## Short task
Print all records exactly, leaving nothing out.

═════ Listing

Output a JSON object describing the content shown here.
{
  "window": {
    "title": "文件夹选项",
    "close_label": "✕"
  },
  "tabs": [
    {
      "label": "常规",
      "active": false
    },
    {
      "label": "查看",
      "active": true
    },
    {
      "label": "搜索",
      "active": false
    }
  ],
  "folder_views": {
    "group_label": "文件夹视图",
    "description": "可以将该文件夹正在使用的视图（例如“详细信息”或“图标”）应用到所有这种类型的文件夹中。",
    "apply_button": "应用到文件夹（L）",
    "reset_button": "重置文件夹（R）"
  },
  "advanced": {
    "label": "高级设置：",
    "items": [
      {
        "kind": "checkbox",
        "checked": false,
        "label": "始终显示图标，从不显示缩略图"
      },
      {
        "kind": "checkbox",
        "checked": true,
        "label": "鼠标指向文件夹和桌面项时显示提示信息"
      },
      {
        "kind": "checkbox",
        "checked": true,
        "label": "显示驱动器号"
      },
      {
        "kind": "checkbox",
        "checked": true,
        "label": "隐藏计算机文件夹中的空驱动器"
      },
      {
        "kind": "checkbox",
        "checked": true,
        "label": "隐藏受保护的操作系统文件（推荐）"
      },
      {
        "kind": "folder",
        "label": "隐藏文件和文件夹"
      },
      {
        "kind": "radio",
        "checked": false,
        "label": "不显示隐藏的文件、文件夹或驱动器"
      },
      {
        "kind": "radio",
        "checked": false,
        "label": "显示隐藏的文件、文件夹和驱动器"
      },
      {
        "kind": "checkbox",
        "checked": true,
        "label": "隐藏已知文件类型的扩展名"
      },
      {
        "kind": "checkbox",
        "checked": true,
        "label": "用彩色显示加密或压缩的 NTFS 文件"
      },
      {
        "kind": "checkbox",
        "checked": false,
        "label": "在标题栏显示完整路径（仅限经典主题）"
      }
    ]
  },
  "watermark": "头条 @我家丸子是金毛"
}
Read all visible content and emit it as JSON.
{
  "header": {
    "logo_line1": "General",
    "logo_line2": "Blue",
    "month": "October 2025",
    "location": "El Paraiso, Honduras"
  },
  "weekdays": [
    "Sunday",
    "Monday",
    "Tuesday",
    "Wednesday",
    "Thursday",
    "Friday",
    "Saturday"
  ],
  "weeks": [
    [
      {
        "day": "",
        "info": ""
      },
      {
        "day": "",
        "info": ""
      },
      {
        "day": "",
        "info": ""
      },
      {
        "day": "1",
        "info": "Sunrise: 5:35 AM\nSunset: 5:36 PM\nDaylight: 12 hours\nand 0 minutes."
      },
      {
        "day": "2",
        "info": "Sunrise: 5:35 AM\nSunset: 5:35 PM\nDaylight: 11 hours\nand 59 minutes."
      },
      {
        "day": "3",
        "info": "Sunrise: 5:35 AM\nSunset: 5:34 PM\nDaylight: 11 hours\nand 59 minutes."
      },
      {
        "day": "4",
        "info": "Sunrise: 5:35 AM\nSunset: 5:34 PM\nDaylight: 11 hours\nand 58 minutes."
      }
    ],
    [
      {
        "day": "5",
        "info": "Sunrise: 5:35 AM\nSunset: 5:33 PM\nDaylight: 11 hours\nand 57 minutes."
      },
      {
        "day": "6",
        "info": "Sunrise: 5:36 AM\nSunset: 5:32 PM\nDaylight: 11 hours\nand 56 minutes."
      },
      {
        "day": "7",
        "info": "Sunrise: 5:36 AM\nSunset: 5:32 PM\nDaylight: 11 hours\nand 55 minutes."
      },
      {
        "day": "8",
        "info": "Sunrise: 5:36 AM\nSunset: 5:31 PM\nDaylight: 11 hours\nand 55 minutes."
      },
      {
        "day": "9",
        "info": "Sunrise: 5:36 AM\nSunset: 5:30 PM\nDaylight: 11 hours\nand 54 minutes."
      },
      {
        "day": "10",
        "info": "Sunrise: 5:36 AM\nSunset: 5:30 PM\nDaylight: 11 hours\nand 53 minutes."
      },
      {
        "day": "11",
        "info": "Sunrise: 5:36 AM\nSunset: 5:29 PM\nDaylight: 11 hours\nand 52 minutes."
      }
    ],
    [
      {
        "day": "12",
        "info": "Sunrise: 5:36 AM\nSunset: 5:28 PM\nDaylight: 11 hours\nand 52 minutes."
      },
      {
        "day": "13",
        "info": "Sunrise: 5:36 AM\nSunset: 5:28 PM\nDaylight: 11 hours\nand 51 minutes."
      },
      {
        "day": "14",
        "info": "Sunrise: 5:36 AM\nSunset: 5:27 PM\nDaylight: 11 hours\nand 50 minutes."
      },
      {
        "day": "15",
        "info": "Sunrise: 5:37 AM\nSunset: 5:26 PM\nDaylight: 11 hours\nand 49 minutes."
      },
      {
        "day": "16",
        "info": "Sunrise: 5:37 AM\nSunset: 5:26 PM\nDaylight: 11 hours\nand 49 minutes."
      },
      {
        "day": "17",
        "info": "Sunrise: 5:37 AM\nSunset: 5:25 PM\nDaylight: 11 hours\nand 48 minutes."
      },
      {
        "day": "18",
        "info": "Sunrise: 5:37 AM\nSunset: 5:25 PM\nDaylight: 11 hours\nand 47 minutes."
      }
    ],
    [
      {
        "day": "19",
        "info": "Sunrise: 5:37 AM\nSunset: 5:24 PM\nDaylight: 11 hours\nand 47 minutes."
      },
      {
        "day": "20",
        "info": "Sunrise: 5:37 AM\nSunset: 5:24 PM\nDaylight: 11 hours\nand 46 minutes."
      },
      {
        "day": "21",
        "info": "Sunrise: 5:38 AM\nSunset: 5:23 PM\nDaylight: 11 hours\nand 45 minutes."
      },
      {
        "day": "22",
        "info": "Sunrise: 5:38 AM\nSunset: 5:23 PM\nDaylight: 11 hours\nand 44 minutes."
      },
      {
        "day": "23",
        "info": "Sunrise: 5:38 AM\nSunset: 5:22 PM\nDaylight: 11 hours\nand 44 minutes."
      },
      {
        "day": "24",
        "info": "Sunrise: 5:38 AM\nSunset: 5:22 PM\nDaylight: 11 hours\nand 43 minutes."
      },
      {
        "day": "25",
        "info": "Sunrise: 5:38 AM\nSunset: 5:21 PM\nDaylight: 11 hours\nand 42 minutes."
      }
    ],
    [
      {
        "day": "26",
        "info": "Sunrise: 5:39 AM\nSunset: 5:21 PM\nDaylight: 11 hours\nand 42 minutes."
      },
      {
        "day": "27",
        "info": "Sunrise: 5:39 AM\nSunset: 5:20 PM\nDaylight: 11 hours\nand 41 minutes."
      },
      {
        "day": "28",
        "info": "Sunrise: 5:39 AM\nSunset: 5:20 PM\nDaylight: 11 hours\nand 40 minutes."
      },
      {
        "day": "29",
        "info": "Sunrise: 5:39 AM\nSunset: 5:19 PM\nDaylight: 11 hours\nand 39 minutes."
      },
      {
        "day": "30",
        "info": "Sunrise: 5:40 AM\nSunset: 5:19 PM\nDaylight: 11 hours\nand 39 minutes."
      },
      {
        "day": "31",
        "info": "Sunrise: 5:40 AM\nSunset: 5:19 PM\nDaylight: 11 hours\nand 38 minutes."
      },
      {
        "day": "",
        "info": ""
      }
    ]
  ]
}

══════════

## Output
Output a JSON object describing the content shown here.
{
  "window": {
    "title": "文件夹选项",
    "close_label": "✕"
  },
  "tabs": [
    {
      "label": "常规",
      "active": false
    },
    {
      "label": "查看",
      "active": true
    },
    {
      "label": "搜索",
      "active": false
    }
  ],
  "folder_views": {
    "group_label": "文件夹视图",
    "description": "可以将该文件夹正在使用的视图（例如“详细信息”或“图标”）应用到所有这种类型的文件夹中。",
    "apply_button": "应用到文件夹（L）",
    "reset_button": "重置文件夹（R）"
  },
  "advanced": {
    "label": "高级设置：",
    "items": [
      {
        "kind": "checkbox",
        "checked": false,
        "label": "始终显示图标，从不显示缩略图"
      },
      {
        "kind": "checkbox",
        "checked": true,
        "label": "鼠标指向文件夹和桌面项时显示提示信息"
      },
      {
        "kind": "checkbox",
        "checked": true,
        "label": "显示驱动器号"
      },
      {
        "kind": "checkbox",
        "checked": true,
        "label": "隐藏计算机文件夹中的空驱动器"
      },
      {
        "kind": "checkbox",
        "checked": true,
        "label": "隐藏受保护的操作系统文件（推荐）"
      },
      {
        "kind": "folder",
        "label": "隐藏文件和文件夹"
      },
      {
        "kind": "radio",
        "checked": false,
        "label": "不显示隐藏的文件、文件夹或驱动器"
      },
      {
        "kind": "radio",
        "checked": false,
        "label": "显示隐藏的文件、文件夹和驱动器"
      },
      {
        "kind": "checkbox",
        "checked": true,
        "label": "隐藏已知文件类型的扩展名"
      },
      {
        "kind": "checkbox",
        "checked": true,
        "label": "用彩色显示加密或压缩的 NTFS 文件"
      },
      {
        "kind": "checkbox",
        "checked": false,
        "label": "在标题栏显示完整路径（仅限经典主题）"
      }
    ]
  },
  "watermark": "头条 @我家丸子是金毛"
}
Read all visible content and emit it as JSON.
{
  "header": {
    "logo_line1": "General",
    "logo_line2": "Blue",
    "month": "October 2025",
    "location": "El Paraiso, Honduras"
  },
  "weekdays": [
    "Sunday",
    "Monday",
    "Tuesday",
    "Wednesday",
    "Thursday",
    "Friday",
    "Saturday"
  ],
  "weeks": [
    [
      {
        "day": "",
        "info": ""
      },
      {
        "day": "",
        "info": ""
      },
      {
        "day": "",
        "info": ""
      },
      {
        "day": "1",
        "info": "Sunrise: 5:35 AM\nSunset: 5:36 PM\nDaylight: 12 hours\nand 0 minutes."
      },
      {
        "day": "2",
        "info": "Sunrise: 5:35 AM\nSunset: 5:35 PM\nDaylight: 11 hours\nand 59 minutes."
      },
      {
        "day": "3",
        "info": "Sunrise: 5:35 AM\nSunset: 5:34 PM\nDaylight: 11 hours\nand 59 minutes."
      },
      {
        "day": "4",
        "info": "Sunrise: 5:35 AM\nSunset: 5:34 PM\nDaylight: 11 hours\nand 58 minutes."
      }
    ],
    [
      {
        "day": "5",
        "info": "Sunrise: 5:35 AM\nSunset: 5:33 PM\nDaylight: 11 hours\nand 57 minutes."
      },
      {
        "day": "6",
        "info": "Sunrise: 5:36 AM\nSunset: 5:32 PM\nDaylight: 11 hours\nand 56 minutes."
      },
      {
        "day": "7",
        "info": "Sunrise: 5:36 AM\nSunset: 5:32 PM\nDaylight: 11 hours\nand 55 minutes."
      },
      {
        "day": "8",
        "info": "Sunrise: 5:36 AM\nSunset: 5:31 PM\nDaylight: 11 hours\nand 55 minutes."
      },
      {
        "day": "9",
        "info": "Sunrise: 5:36 AM\nSunset: 5:30 PM\nDaylight: 11 hours\nand 54 minutes."
      },
      {
        "day": "10",
        "info": "Sunrise: 5:36 AM\nSunset: 5:30 PM\nDaylight: 11 hours\nand 53 minutes."
      },
      {
        "day": "11",
        "info": "Sunrise: 5:36 AM\nSunset: 5:29 PM\nDaylight: 11 hours\nand 52 minutes."
      }
    ],
    [
      {
        "day": "12",
        "info": "Sunrise: 5:36 AM\nSunset: 5:28 PM\nDaylight: 11 hours\nand 52 minutes."
      },
      {
        "day": "13",
        "info": "Sunrise: 5:36 AM\nSunset: 5:28 PM\nDaylight: 11 hours\nand 51 minutes."
      },
      {
        "day": "14",
        "info": "Sunrise: 5:36 AM\nSunset: 5:27 PM\nDaylight: 11 hours\nand 50 minutes."
      },
      {
        "day": "15",
        "info": "Sunrise: 5:37 AM\nSunset: 5:26 PM\nDaylight: 11 hours\nand 49 minutes."
      },
      {
        "day": "16",
        "info": "Sunrise: 5:37 AM\nSunset: 5:26 PM\nDaylight: 11 hours\nand 49 minutes."
      },
      {
        "day": "17",
        "info": "Sunrise: 5:37 AM\nSunset: 5:25 PM\nDaylight: 11 hours\nand 48 minutes."
      },
      {
        "day": "18",
        "info": "Sunrise: 5:37 AM\nSunset: 5:25 PM\nDaylight: 11 hours\nand 47 minutes."
      }
    ],
    [
      {
        "day": "19",
        "info": "Sunrise: 5:37 AM\nSunset: 5:24 PM\nDaylight: 11 hours\nand 47 minutes."
      },
      {
        "day": "20",
        "info": "Sunrise: 5:37 AM\nSunset: 5:24 PM\nDaylight: 11 hours\nand 46 minutes."
      },
      {
        "day": "21",
        "info": "Sunrise: 5:38 AM\nSunset: 5:23 PM\nDaylight: 11 hours\nand 45 minutes."
      },
      {
        "day": "22",
        "info": "Sunrise: 5:38 AM\nSunset: 5:23 PM\nDaylight: 11 hours\nand 44 minutes."
      },
      {
        "day": "23",
        "info": "Sunrise: 5:38 AM\nSunset: 5:22 PM\nDaylight: 11 hours\nand 44 minutes."
      },
      {
        "day": "24",
        "info": "Sunrise: 5:38 AM\nSunset: 5:22 PM\nDaylight: 11 hours\nand 43 minutes."
      },
      {
        "day": "25",
        "info": "Sunrise: 5:38 AM\nSunset: 5:21 PM\nDaylight: 11 hours\nand 42 minutes."
      }
    ],
    [
      {
        "day": "26",
        "info": "Sunrise: 5:39 AM\nSunset: 5:21 PM\nDaylight: 11 hours\nand 42 minutes."
      },
      {
        "day": "27",
        "info": "Sunrise: 5:39 AM\nSunset: 5:20 PM\nDaylight: 11 hours\nand 41 minutes."
      },
      {
        "day": "28",
        "info": "Sunrise: 5:39 AM\nSunset: 5:20 PM\nDaylight: 11 hours\nand 40 minutes."
      },
      {
        "day": "29",
        "info": "Sunrise: 5:39 AM\nSunset: 5:19 PM\nDaylight: 11 hours\nand 39 minutes."
      },
      {
        "day": "30",
        "info": "Sunrise: 5:40 AM\nSunset: 5:19 PM\nDaylight: 11 hours\nand 39 minutes."
      },
      {
        "day": "31",
        "info": "Sunrise: 5:40 AM\nSunset: 5:19 PM\nDaylight: 11 hours\nand 38 minutes."
      },
      {
        "day": "",
        "info": ""
      }
    ]
  ]
}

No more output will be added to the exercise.